__Your goal__
Using the material below, copy every line where "Check" appears.
━━━━━━━━━━
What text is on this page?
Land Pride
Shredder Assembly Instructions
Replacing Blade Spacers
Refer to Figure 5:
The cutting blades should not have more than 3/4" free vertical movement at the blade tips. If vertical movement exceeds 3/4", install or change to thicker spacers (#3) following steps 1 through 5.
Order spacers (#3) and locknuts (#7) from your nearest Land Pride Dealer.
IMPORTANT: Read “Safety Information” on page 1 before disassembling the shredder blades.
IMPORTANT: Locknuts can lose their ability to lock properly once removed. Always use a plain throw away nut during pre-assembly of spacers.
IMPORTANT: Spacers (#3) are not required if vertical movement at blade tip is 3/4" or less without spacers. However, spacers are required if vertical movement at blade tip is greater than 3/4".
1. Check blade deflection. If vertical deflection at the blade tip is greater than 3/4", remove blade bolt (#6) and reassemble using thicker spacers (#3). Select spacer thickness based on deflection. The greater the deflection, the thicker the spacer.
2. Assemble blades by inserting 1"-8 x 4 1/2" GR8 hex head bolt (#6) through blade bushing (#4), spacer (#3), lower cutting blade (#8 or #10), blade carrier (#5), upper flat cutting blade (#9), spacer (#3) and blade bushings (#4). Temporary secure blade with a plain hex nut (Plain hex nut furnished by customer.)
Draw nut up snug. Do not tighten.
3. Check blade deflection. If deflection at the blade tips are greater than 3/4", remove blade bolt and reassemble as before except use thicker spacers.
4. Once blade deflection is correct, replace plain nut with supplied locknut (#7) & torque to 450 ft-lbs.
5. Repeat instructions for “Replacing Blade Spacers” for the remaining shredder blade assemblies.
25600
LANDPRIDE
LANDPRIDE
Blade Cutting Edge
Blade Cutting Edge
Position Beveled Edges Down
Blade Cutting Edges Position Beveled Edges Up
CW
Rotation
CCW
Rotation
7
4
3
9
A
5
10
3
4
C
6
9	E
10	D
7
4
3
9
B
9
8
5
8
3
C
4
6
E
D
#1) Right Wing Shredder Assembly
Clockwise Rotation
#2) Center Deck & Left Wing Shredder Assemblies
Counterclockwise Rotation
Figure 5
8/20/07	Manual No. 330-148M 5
━━━━━━━━━━
__Reply to the task__
1. Check blade deflection. If vertical deflection at the blade tip is greater than 3/4", remove blade bolt (#6) and reassemble using thicker spacers (#3). Select spacer thickness based on deflection. The greater the deflection, the thicker the spacer.
3. Check blade deflection. If deflection at the blade tips are greater than 3/4", remove blade bolt and reassemble as before except use thicker spacers.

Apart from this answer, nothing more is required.